- Written exercise: Look through the records below, and copy out every line that holds the string "Pântano".

Collected data:
+++++

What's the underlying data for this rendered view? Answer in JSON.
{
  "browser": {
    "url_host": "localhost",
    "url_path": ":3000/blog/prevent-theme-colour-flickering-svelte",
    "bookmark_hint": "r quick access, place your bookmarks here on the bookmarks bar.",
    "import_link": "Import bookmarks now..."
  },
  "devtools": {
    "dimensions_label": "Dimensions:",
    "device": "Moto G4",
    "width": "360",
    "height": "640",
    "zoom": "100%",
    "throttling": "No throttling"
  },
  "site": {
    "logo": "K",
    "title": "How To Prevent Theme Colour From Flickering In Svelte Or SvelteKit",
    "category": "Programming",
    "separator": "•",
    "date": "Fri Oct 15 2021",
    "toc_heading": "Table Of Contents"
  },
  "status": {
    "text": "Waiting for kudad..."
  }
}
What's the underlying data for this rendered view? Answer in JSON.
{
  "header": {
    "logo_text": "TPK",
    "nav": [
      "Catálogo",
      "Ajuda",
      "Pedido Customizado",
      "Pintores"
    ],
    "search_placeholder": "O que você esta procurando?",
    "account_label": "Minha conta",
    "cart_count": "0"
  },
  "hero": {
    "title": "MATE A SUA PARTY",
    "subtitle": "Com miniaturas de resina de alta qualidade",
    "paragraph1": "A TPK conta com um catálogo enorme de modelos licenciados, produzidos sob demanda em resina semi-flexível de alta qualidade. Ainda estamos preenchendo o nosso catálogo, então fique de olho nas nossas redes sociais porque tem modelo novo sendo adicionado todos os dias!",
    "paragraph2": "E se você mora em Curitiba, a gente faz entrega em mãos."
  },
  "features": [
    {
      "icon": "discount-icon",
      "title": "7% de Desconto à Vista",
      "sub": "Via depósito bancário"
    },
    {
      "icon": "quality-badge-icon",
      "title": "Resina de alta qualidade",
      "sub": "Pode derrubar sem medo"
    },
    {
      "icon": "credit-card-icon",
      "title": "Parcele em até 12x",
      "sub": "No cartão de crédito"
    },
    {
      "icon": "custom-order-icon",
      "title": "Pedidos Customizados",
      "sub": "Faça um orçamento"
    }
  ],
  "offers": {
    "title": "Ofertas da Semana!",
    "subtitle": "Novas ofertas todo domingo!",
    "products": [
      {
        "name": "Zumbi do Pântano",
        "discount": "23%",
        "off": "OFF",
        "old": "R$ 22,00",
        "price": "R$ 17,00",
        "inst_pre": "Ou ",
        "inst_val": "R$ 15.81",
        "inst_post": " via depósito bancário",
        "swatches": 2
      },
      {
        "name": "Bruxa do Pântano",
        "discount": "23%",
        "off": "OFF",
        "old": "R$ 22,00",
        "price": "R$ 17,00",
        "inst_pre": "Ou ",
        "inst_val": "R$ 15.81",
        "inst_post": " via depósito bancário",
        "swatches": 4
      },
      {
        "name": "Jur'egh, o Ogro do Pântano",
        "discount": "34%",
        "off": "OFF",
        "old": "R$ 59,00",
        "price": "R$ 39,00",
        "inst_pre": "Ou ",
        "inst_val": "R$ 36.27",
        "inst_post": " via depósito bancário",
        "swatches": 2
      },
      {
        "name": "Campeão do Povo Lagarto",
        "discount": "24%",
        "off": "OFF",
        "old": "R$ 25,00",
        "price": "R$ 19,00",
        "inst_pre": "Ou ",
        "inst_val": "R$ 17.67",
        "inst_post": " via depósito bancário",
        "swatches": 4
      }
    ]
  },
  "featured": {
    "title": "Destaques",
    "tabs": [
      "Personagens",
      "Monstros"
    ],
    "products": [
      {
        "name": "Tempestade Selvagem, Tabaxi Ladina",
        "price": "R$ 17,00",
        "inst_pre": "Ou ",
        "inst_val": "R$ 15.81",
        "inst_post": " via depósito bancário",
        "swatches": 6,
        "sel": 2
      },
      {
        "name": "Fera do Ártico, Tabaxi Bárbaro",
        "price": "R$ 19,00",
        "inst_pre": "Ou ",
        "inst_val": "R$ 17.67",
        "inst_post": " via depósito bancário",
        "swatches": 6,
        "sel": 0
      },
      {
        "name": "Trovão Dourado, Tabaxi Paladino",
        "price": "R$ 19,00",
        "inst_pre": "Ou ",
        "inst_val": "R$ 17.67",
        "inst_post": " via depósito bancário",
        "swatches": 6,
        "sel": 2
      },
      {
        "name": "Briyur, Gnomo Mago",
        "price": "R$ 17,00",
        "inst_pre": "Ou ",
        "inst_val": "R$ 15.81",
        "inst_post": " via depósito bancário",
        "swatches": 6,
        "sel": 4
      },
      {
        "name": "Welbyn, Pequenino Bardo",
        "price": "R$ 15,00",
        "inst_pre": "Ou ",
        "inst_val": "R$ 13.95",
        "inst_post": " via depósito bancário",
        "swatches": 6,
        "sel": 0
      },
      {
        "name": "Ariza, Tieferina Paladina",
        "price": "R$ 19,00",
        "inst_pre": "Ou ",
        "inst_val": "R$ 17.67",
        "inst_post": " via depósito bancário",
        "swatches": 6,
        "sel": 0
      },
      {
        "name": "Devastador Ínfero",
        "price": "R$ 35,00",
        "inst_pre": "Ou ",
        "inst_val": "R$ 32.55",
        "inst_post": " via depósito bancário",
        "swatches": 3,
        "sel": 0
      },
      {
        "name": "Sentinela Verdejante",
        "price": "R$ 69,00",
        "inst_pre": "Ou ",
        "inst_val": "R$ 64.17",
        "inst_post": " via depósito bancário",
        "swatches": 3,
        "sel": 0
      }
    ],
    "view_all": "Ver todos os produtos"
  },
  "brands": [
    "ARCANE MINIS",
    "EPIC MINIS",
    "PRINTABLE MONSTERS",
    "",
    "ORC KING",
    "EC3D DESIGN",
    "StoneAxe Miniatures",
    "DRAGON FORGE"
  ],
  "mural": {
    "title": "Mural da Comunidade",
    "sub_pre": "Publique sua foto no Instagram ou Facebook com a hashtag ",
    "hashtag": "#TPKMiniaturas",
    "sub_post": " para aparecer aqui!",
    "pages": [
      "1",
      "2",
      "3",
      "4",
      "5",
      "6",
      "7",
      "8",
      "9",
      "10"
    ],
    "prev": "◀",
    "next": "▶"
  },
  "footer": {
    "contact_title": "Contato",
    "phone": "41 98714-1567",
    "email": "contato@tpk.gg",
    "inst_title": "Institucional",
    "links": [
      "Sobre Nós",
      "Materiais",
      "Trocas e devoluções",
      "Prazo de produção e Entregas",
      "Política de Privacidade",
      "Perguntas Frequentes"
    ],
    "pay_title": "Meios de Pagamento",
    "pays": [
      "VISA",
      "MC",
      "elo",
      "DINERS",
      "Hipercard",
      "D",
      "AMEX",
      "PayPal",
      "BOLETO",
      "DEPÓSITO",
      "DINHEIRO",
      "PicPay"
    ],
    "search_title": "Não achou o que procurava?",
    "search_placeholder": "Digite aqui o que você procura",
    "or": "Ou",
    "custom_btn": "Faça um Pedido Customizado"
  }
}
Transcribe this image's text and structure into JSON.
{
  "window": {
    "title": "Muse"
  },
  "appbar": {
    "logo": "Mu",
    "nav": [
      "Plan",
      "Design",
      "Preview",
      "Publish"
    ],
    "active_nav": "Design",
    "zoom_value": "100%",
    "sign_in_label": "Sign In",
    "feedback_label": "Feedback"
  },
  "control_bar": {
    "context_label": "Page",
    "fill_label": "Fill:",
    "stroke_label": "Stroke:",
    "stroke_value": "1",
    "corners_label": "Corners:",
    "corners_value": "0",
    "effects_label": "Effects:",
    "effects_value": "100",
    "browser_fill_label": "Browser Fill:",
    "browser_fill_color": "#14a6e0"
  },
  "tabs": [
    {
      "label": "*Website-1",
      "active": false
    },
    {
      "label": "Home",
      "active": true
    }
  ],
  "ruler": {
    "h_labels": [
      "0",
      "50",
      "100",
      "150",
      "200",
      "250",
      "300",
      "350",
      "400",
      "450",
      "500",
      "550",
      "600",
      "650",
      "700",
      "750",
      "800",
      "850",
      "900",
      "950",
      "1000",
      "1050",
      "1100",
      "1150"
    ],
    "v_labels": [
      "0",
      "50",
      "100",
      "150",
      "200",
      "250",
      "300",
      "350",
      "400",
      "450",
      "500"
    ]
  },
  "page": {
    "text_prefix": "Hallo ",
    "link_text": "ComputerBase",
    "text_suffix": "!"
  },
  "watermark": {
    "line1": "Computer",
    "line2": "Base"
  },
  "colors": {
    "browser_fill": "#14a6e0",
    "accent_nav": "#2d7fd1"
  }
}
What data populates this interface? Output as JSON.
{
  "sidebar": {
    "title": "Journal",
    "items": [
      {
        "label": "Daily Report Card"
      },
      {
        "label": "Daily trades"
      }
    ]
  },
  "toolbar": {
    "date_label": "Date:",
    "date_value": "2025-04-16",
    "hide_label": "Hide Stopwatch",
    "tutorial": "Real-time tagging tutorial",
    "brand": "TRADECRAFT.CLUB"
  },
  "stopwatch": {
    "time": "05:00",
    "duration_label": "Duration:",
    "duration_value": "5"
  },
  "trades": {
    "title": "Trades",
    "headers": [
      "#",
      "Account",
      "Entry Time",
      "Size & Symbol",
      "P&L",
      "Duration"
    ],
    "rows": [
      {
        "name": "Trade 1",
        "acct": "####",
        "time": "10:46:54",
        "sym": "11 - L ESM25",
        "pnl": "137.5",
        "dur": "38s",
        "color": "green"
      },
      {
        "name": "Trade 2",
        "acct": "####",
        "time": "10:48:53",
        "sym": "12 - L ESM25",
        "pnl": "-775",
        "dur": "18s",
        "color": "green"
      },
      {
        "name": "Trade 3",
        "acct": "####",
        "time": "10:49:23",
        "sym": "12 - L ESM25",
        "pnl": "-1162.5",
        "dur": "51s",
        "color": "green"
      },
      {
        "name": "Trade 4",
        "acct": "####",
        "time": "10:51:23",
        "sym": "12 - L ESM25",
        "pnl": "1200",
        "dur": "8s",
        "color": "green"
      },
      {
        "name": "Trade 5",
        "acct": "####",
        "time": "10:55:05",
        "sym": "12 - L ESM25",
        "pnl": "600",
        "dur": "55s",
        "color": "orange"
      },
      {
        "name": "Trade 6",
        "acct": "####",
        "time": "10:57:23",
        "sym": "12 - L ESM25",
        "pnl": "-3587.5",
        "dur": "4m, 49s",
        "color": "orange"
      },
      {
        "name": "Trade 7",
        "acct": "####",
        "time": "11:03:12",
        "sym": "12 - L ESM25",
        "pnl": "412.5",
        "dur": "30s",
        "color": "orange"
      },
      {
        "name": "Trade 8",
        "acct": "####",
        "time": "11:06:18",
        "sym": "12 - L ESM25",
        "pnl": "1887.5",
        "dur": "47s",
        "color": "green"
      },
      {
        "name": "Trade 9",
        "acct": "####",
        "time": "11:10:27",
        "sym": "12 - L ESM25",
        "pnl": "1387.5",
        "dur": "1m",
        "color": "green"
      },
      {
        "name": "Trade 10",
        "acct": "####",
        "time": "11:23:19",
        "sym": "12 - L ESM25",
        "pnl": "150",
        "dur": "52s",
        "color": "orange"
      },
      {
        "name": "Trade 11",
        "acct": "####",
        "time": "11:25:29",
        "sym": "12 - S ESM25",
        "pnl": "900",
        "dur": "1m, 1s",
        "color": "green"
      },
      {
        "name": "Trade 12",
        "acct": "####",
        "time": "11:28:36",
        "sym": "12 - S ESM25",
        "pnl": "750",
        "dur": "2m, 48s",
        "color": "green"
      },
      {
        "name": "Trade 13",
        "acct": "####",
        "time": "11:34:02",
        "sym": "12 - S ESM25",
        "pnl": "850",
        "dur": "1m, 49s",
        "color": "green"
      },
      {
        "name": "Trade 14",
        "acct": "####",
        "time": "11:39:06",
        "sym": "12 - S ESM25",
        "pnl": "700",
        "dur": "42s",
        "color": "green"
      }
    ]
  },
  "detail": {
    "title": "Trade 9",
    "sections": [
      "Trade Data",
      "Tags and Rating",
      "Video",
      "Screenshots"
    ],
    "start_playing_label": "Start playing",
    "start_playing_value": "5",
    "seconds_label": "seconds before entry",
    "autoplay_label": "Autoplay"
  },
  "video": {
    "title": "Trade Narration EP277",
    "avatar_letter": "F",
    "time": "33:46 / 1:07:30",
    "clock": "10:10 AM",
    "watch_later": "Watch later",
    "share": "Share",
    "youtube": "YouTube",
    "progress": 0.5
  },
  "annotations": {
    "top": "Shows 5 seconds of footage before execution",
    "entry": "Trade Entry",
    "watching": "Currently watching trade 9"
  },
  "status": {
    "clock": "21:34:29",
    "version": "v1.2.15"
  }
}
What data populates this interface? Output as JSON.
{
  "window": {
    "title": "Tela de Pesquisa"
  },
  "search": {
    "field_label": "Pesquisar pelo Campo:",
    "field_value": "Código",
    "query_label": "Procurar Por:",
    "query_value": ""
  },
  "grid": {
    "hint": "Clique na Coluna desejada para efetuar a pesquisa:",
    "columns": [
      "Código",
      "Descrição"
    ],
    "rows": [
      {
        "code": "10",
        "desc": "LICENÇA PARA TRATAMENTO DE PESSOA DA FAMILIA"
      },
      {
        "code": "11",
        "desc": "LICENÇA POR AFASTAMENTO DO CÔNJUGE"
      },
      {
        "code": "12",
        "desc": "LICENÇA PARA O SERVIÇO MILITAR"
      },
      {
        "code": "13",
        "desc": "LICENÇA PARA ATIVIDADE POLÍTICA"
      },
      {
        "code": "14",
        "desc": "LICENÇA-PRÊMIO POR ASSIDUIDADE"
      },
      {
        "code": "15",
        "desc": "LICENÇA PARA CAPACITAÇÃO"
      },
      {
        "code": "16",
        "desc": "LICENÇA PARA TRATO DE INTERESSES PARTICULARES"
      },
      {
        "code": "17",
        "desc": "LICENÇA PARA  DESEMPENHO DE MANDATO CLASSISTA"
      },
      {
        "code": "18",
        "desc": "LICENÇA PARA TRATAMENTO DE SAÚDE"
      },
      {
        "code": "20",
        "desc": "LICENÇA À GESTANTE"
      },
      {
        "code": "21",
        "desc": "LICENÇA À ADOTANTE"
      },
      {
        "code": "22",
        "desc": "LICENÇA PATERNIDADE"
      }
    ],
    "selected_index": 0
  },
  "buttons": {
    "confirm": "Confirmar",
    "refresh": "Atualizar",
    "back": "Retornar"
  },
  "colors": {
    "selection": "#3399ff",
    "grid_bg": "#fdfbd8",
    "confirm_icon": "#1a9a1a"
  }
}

+++++

- Answer to this exercise:
        "name": "Zumbi do Pântano",
        "name": "Bruxa do Pântano",
        "name": "Jur'egh, o Ogro do Pântano",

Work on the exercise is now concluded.